● THE PROBLEM: Reproduce all the entries exactly.
┌────────
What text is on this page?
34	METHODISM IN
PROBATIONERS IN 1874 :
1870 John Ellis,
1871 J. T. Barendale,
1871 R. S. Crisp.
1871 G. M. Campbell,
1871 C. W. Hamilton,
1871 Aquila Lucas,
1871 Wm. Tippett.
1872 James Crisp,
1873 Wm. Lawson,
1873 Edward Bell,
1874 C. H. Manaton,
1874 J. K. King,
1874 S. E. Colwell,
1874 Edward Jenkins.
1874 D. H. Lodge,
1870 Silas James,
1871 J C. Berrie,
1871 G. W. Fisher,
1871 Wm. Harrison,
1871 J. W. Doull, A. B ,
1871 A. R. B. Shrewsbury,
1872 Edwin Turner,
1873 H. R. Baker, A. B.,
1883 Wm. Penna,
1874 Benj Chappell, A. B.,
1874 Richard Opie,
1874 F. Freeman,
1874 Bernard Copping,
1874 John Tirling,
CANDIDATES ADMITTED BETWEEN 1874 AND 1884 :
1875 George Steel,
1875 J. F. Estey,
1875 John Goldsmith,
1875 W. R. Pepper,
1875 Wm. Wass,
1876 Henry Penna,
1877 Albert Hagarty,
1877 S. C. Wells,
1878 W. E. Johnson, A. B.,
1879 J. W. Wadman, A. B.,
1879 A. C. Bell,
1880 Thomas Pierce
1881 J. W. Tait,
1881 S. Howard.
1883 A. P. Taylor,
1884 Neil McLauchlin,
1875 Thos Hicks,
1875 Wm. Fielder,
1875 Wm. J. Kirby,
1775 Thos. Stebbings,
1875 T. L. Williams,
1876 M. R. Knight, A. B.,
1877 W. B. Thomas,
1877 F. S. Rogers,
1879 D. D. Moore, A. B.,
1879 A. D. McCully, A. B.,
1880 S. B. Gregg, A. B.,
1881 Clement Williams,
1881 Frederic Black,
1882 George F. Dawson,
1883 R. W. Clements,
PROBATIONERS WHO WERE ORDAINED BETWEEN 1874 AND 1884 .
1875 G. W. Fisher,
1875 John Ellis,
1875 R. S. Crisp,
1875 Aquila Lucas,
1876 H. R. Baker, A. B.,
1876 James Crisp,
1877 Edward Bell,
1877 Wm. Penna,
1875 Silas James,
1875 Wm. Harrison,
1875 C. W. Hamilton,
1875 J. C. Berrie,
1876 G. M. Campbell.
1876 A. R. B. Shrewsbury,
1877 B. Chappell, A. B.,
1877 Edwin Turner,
└────────
● RIGHT ANSWER:
What text is on this page?
34	METHODISM IN
PROBATIONERS IN 1874 :
1870 John Ellis,
1871 J. T. Barendale,
1871 R. S. Crisp.
1871 G. M. Campbell,
1871 C. W. Hamilton,
1871 Aquila Lucas,
1871 Wm. Tippett.
1872 James Crisp,
1873 Wm. Lawson,
1873 Edward Bell,
1874 C. H. Manaton,
1874 J. K. King,
1874 S. E. Colwell,
1874 Edward Jenkins.
1874 D. H. Lodge,
1870 Silas James,
1871 J C. Berrie,
1871 G. W. Fisher,
1871 Wm. Harrison,
1871 J. W. Doull, A. B ,
1871 A. R. B. Shrewsbury,
1872 Edwin Turner,
1873 H. R. Baker, A. B.,
1883 Wm. Penna,
1874 Benj Chappell, A. B.,
1874 Richard Opie,
1874 F. Freeman,
1874 Bernard Copping,
1874 John Tirling,
CANDIDATES ADMITTED BETWEEN 1874 AND 1884 :
1875 George Steel,
1875 J. F. Estey,
1875 John Goldsmith,
1875 W. R. Pepper,
1875 Wm. Wass,
1876 Henry Penna,
1877 Albert Hagarty,
1877 S. C. Wells,
1878 W. E. Johnson, A. B.,
1879 J. W. Wadman, A. B.,
1879 A. C. Bell,
1880 Thomas Pierce
1881 J. W. Tait,
1881 S. Howard.
1883 A. P. Taylor,
1884 Neil McLauchlin,
1875 Thos Hicks,
1875 Wm. Fielder,
1875 Wm. J. Kirby,
1775 Thos. Stebbings,
1875 T. L. Williams,
1876 M. R. Knight, A. B.,
1877 W. B. Thomas,
1877 F. S. Rogers,
1879 D. D. Moore, A. B.,
1879 A. D. McCully, A. B.,
1880 S. B. Gregg, A. B.,
1881 Clement Williams,
1881 Frederic Black,
1882 George F. Dawson,
1883 R. W. Clements,
PROBATIONERS WHO WERE ORDAINED BETWEEN 1874 AND 1884 .
1875 G. W. Fisher,
1875 John Ellis,
1875 R. S. Crisp,
1875 Aquila Lucas,
1876 H. R. Baker, A. B.,
1876 James Crisp,
1877 Edward Bell,
1877 Wm. Penna,
1875 Silas James,
1875 Wm. Harrison,
1875 C. W. Hamilton,
1875 J. C. Berrie,
1876 G. M. Campbell.
1876 A. R. B. Shrewsbury,
1877 B. Chappell, A. B.,
1877 Edwin Turner,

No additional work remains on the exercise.